- Problem 1:
List each step that the performance characteristics section below gives under the Java Gateway in its latency breakdown, with the time stated for each.
- Problem 2:
Summarize the performance characteristics section below in two sentences.
- Problem 3:
Reproduce everything in the performance characteristics section below from "Throughput (requests per" down to "(70-100ms per prediction)", including both of those passages.

── Passage provided

Skip to content

12. Performance Characteristics

Latency Breakdown (typical)

Total Request Time: ~100-200ms

┌─────────────────────────────────────────────────────┐
│ Total: ~150ms                                       │
├─────────────────────────────────────────────────────┤
│ ┌─────────────────────────────────────┐             │
│ │ Java Gateway: ~20ms                 │             │
│ │ - Parse request: 2ms                │             │
│ │ - Validate data: 3ms                │             │
│ │ - HTTP call: 10ms                   │             │
│ │ - Response building: 5ms            │             │
│ └─────────────────────────────────────┘             │
│ ┌─────────────────────────────────────┐             │
│ │ Network: ~10-30ms                   │             │
│ │ - Request transmission: 5ms         │             │
│ │ - Response transmission: 5ms        │             │
│ │ - Latency: 0-20ms                   │             │
│ └─────────────────────────────────────┘             │
│ ┌─────────────────────────────────────┐             │
│ │ Python Service: ~80-120ms           │             │
│ │ - Request parsing: 5ms              │             │
│ │ - Model prediction: 70-100ms        │             │
│ │ - Response formatting: 5ms          │             │
│ └─────────────────────────────────────┘             │
└─────────────────────────────────────────────────────┘

Throughput (requests per second)

  • Single instance: 10-50 RPS (requests per second)
  • With horizontal scaling: Linear increase with load balancing
  • Bottleneck: Python model inference (70-100ms per prediction)

Resource Usage

Service CPU Memory Disk
Java Gateway 0.1-0.2 cores 512 MB 100 MB
Python Service 0.5-1.0 cores 1-2 GB 200 MB + model size
Model Storage N/A N/A 50-500 MB per model

────
── Dataset extract

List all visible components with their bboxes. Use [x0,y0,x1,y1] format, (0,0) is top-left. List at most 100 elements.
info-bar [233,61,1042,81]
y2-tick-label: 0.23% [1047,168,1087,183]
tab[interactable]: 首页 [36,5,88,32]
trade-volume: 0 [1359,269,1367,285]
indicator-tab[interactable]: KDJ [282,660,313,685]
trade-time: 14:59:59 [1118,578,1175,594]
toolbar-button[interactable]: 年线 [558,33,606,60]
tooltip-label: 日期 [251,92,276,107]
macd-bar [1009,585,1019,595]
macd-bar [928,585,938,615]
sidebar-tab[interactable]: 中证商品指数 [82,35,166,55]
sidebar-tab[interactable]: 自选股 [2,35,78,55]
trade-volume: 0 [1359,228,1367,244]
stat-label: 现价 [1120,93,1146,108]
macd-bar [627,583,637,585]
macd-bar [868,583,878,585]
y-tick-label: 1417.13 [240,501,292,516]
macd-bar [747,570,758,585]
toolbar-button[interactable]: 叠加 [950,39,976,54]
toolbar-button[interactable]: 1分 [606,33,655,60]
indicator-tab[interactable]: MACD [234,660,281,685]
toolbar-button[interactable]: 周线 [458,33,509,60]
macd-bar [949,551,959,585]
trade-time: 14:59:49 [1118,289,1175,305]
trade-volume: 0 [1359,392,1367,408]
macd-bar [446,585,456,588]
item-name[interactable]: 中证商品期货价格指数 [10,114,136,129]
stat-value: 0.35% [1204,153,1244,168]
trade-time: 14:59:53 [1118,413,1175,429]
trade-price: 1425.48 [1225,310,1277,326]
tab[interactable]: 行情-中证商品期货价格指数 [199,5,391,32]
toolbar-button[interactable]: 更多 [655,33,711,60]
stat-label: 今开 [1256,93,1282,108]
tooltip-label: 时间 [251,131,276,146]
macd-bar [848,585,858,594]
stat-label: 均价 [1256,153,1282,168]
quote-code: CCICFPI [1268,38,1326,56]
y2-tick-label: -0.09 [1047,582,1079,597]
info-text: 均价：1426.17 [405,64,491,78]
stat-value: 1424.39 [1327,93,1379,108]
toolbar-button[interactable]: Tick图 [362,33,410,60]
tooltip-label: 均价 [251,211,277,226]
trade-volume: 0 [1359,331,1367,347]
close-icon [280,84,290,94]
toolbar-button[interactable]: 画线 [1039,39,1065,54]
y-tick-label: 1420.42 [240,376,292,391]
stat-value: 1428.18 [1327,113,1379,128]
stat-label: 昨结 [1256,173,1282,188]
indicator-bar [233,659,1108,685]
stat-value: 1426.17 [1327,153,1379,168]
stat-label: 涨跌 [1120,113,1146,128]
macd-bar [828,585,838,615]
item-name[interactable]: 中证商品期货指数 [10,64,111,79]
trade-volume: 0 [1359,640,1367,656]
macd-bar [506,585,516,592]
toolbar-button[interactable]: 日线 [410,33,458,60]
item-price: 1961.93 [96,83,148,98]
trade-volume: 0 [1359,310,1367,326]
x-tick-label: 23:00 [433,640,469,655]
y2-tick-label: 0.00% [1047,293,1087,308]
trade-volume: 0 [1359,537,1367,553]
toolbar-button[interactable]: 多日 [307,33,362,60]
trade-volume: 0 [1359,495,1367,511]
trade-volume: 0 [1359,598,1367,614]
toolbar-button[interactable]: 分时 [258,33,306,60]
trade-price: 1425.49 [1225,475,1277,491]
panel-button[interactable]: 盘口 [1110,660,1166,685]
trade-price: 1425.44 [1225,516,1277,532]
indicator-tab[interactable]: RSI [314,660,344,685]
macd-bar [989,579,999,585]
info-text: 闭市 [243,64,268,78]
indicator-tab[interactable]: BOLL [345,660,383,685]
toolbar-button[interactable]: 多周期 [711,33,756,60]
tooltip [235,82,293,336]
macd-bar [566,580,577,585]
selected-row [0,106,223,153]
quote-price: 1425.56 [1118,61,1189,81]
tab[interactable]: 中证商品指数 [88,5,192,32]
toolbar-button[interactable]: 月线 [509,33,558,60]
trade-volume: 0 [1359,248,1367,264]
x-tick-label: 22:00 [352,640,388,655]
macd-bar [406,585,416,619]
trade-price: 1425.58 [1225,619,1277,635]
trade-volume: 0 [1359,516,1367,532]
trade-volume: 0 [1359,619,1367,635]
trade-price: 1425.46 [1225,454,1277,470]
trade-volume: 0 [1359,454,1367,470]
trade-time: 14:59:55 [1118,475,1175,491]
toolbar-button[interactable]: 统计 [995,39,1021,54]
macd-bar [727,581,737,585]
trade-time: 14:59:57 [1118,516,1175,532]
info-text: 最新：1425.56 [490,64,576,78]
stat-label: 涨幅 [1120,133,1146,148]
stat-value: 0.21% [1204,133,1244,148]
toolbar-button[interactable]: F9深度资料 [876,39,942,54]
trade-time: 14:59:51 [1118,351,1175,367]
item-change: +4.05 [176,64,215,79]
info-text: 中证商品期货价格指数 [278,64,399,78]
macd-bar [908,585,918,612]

────

- Correct result 1:
- Parse request: 2ms
- Validate data: 3ms
- HTTP call: 10ms
- Response building: 5ms

- Correct result 2:
A typical request takes about 100 to 200 ms in total: roughly 20 ms in the Java Gateway, 10 to 30 ms on the network, and 80 to 120 ms in the Python Service, where model prediction alone takes 70 to 100 ms. A single instance handles 10 to 50 requests per second, with Python model inference as the bottleneck, and the Python Service uses more CPU and memory than the Java Gateway.

- Correct result 3:
Throughput (requests per second)

  • Single instance: 10-50 RPS (requests per second)
  • With horizontal scaling: Linear increase with load balancing
  • Bottleneck: Python model inference (70-100ms per prediction)